▶ **WHAT YOU SHOULD DO**
Return every entry exactly.

(Figure collection entries)
====
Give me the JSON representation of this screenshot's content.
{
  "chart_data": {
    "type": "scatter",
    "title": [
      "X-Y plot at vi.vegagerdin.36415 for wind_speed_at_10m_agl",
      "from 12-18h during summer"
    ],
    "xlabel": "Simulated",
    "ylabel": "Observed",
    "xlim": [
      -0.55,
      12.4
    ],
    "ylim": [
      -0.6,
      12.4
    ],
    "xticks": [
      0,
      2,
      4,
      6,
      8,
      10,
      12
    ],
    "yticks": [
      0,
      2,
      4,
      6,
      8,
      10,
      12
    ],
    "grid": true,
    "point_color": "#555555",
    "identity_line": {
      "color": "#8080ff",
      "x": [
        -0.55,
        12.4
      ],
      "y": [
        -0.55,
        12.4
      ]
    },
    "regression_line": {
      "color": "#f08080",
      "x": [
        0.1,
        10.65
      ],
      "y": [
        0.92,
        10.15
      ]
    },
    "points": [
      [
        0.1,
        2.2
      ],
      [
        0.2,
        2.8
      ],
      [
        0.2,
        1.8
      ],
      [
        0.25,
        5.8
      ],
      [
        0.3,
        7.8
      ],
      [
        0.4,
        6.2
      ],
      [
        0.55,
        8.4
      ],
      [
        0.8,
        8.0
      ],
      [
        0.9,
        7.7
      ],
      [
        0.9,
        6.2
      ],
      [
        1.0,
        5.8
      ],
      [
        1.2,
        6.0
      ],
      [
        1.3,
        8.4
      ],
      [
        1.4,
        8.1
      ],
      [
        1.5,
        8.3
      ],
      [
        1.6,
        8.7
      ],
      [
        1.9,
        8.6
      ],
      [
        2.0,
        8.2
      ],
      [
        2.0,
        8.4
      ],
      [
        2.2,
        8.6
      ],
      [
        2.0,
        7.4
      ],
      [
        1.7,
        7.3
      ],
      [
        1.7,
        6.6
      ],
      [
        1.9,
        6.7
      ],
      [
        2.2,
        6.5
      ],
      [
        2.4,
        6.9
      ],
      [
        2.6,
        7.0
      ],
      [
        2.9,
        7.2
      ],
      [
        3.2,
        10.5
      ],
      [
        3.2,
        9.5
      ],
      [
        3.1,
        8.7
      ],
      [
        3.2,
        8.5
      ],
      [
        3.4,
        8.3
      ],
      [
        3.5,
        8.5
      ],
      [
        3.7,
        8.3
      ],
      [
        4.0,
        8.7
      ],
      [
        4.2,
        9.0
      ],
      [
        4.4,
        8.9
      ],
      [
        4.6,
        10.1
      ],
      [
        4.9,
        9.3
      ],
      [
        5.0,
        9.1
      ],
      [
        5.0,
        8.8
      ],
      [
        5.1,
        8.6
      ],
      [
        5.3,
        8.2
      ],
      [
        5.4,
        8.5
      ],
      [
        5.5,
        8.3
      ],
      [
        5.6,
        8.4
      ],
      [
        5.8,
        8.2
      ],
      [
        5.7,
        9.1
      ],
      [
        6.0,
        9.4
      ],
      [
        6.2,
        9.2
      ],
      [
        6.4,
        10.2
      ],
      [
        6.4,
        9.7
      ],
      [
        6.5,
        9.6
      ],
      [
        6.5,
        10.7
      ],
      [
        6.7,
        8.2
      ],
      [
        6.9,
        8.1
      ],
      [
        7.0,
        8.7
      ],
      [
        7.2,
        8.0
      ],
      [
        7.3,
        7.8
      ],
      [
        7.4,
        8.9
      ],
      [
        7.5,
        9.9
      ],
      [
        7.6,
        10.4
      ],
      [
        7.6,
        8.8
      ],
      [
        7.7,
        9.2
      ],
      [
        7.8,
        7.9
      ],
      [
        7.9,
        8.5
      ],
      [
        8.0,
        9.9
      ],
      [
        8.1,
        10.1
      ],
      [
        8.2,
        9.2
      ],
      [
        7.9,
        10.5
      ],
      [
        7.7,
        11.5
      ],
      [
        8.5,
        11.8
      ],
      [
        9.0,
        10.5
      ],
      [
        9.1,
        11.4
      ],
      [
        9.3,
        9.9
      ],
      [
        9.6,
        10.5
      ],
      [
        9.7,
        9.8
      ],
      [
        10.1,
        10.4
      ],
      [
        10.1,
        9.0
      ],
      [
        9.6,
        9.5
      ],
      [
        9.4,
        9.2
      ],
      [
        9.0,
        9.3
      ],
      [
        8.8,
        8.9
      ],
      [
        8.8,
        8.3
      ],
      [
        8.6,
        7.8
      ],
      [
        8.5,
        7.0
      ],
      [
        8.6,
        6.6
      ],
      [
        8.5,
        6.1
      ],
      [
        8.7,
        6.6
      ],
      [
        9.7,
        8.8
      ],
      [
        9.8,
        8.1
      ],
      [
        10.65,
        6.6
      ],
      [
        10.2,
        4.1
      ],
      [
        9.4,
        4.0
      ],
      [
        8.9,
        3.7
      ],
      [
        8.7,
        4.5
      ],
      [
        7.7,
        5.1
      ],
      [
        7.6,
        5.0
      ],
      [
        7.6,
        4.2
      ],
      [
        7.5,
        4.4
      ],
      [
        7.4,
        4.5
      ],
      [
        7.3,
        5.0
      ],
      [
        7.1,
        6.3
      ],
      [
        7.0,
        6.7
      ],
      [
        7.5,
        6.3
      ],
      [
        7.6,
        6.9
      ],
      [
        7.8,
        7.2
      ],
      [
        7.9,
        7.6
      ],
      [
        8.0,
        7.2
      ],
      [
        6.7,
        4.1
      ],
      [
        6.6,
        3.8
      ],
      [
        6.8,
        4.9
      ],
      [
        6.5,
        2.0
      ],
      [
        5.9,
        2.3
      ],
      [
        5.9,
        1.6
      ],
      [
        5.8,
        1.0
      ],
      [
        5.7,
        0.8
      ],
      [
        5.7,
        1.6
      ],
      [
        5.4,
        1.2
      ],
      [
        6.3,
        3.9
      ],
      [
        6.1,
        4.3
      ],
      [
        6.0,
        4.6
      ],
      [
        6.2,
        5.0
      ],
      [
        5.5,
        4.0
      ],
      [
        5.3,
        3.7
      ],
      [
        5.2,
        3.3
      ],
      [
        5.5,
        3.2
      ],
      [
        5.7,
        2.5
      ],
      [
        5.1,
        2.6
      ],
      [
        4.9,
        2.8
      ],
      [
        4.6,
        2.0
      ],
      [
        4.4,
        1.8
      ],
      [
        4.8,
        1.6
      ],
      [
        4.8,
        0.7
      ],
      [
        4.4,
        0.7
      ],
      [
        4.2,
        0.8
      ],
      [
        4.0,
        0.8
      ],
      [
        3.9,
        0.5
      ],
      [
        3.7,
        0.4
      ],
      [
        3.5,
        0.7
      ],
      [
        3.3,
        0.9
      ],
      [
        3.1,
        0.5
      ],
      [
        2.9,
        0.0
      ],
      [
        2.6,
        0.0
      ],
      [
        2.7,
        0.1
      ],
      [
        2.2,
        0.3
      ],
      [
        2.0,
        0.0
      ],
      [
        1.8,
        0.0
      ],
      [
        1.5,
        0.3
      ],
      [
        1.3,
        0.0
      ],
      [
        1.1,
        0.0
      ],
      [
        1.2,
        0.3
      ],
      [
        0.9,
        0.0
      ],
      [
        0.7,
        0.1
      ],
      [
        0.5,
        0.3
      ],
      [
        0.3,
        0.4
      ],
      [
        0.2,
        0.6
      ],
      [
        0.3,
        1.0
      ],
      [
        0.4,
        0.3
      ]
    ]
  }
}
====
▶ **CORRECT RESPONSE**
Give me the JSON representation of this screenshot's content.
{
  "chart_data": {
    "type": "scatter",
    "title": [
      "X-Y plot at vi.vegagerdin.36415 for wind_speed_at_10m_agl",
      "from 12-18h during summer"
    ],
    "xlabel": "Simulated",
    "ylabel": "Observed",
    "xlim": [
      -0.55,
      12.4
    ],
    "ylim": [
      -0.6,
      12.4
    ],
    "xticks": [
      0,
      2,
      4,
      6,
      8,
      10,
      12
    ],
    "yticks": [
      0,
      2,
      4,
      6,
      8,
      10,
      12
    ],
    "grid": true,
    "point_color": "#555555",
    "identity_line": {
      "color": "#8080ff",
      "x": [
        -0.55,
        12.4
      ],
      "y": [
        -0.55,
        12.4
      ]
    },
    "regression_line": {
      "color": "#f08080",
      "x": [
        0.1,
        10.65
      ],
      "y": [
        0.92,
        10.15
      ]
    },
    "points": [
      [
        0.1,
        2.2
      ],
      [
        0.2,
        2.8
      ],
      [
        0.2,
        1.8
      ],
      [
        0.25,
        5.8
      ],
      [
        0.3,
        7.8
      ],
      [
        0.4,
        6.2
      ],
      [
        0.55,
        8.4
      ],
      [
        0.8,
        8.0
      ],
      [
        0.9,
        7.7
      ],
      [
        0.9,
        6.2
      ],
      [
        1.0,
        5.8
      ],
      [
        1.2,
        6.0
      ],
      [
        1.3,
        8.4
      ],
      [
        1.4,
        8.1
      ],
      [
        1.5,
        8.3
      ],
      [
        1.6,
        8.7
      ],
      [
        1.9,
        8.6
      ],
      [
        2.0,
        8.2
      ],
      [
        2.0,
        8.4
      ],
      [
        2.2,
        8.6
      ],
      [
        2.0,
        7.4
      ],
      [
        1.7,
        7.3
      ],
      [
        1.7,
        6.6
      ],
      [
        1.9,
        6.7
      ],
      [
        2.2,
        6.5
      ],
      [
        2.4,
        6.9
      ],
      [
        2.6,
        7.0
      ],
      [
        2.9,
        7.2
      ],
      [
        3.2,
        10.5
      ],
      [
        3.2,
        9.5
      ],
      [
        3.1,
        8.7
      ],
      [
        3.2,
        8.5
      ],
      [
        3.4,
        8.3
      ],
      [
        3.5,
        8.5
      ],
      [
        3.7,
        8.3
      ],
      [
        4.0,
        8.7
      ],
      [
        4.2,
        9.0
      ],
      [
        4.4,
        8.9
      ],
      [
        4.6,
        10.1
      ],
      [
        4.9,
        9.3
      ],
      [
        5.0,
        9.1
      ],
      [
        5.0,
        8.8
      ],
      [
        5.1,
        8.6
      ],
      [
        5.3,
        8.2
      ],
      [
        5.4,
        8.5
      ],
      [
        5.5,
        8.3
      ],
      [
        5.6,
        8.4
      ],
      [
        5.8,
        8.2
      ],
      [
        5.7,
        9.1
      ],
      [
        6.0,
        9.4
      ],
      [
        6.2,
        9.2
      ],
      [
        6.4,
        10.2
      ],
      [
        6.4,
        9.7
      ],
      [
        6.5,
        9.6
      ],
      [
        6.5,
        10.7
      ],
      [
        6.7,
        8.2
      ],
      [
        6.9,
        8.1
      ],
      [
        7.0,
        8.7
      ],
      [
        7.2,
        8.0
      ],
      [
        7.3,
        7.8
      ],
      [
        7.4,
        8.9
      ],
      [
        7.5,
        9.9
      ],
      [
        7.6,
        10.4
      ],
      [
        7.6,
        8.8
      ],
      [
        7.7,
        9.2
      ],
      [
        7.8,
        7.9
      ],
      [
        7.9,
        8.5
      ],
      [
        8.0,
        9.9
      ],
      [
        8.1,
        10.1
      ],
      [
        8.2,
        9.2
      ],
      [
        7.9,
        10.5
      ],
      [
        7.7,
        11.5
      ],
      [
        8.5,
        11.8
      ],
      [
        9.0,
        10.5
      ],
      [
        9.1,
        11.4
      ],
      [
        9.3,
        9.9
      ],
      [
        9.6,
        10.5
      ],
      [
        9.7,
        9.8
      ],
      [
        10.1,
        10.4
      ],
      [
        10.1,
        9.0
      ],
      [
        9.6,
        9.5
      ],
      [
        9.4,
        9.2
      ],
      [
        9.0,
        9.3
      ],
      [
        8.8,
        8.9
      ],
      [
        8.8,
        8.3
      ],
      [
        8.6,
        7.8
      ],
      [
        8.5,
        7.0
      ],
      [
        8.6,
        6.6
      ],
      [
        8.5,
        6.1
      ],
      [
        8.7,
        6.6
      ],
      [
        9.7,
        8.8
      ],
      [
        9.8,
        8.1
      ],
      [
        10.65,
        6.6
      ],
      [
        10.2,
        4.1
      ],
      [
        9.4,
        4.0
      ],
      [
        8.9,
        3.7
      ],
      [
        8.7,
        4.5
      ],
      [
        7.7,
        5.1
      ],
      [
        7.6,
        5.0
      ],
      [
        7.6,
        4.2
      ],
      [
        7.5,
        4.4
      ],
      [
        7.4,
        4.5
      ],
      [
        7.3,
        5.0
      ],
      [
        7.1,
        6.3
      ],
      [
        7.0,
        6.7
      ],
      [
        7.5,
        6.3
      ],
      [
        7.6,
        6.9
      ],
      [
        7.8,
        7.2
      ],
      [
        7.9,
        7.6
      ],
      [
        8.0,
        7.2
      ],
      [
        6.7,
        4.1
      ],
      [
        6.6,
        3.8
      ],
      [
        6.8,
        4.9
      ],
      [
        6.5,
        2.0
      ],
      [
        5.9,
        2.3
      ],
      [
        5.9,
        1.6
      ],
      [
        5.8,
        1.0
      ],
      [
        5.7,
        0.8
      ],
      [
        5.7,
        1.6
      ],
      [
        5.4,
        1.2
      ],
      [
        6.3,
        3.9
      ],
      [
        6.1,
        4.3
      ],
      [
        6.0,
        4.6
      ],
      [
        6.2,
        5.0
      ],
      [
        5.5,
        4.0
      ],
      [
        5.3,
        3.7
      ],
      [
        5.2,
        3.3
      ],
      [
        5.5,
        3.2
      ],
      [
        5.7,
        2.5
      ],
      [
        5.1,
        2.6
      ],
      [
        4.9,
        2.8
      ],
      [
        4.6,
        2.0
      ],
      [
        4.4,
        1.8
      ],
      [
        4.8,
        1.6
      ],
      [
        4.8,
        0.7
      ],
      [
        4.4,
        0.7
      ],
      [
        4.2,
        0.8
      ],
      [
        4.0,
        0.8
      ],
      [
        3.9,
        0.5
      ],
      [
        3.7,
        0.4
      ],
      [
        3.5,
        0.7
      ],
      [
        3.3,
        0.9
      ],
      [
        3.1,
        0.5
      ],
      [
        2.9,
        0.0
      ],
      [
        2.6,
        0.0
      ],
      [
        2.7,
        0.1
      ],
      [
        2.2,
        0.3
      ],
      [
        2.0,
        0.0
      ],
      [
        1.8,
        0.0
      ],
      [
        1.5,
        0.3
      ],
      [
        1.3,
        0.0
      ],
      [
        1.1,
        0.0
      ],
      [
        1.2,
        0.3
      ],
      [
        0.9,
        0.0
      ],
      [
        0.7,
        0.1
      ],
      [
        0.5,
        0.3
      ],
      [
        0.3,
        0.4
      ],
      [
        0.2,
        0.6
      ],
      [
        0.3,
        1.0
      ],
      [
        0.4,
        0.3
      ]
    ]
  }
}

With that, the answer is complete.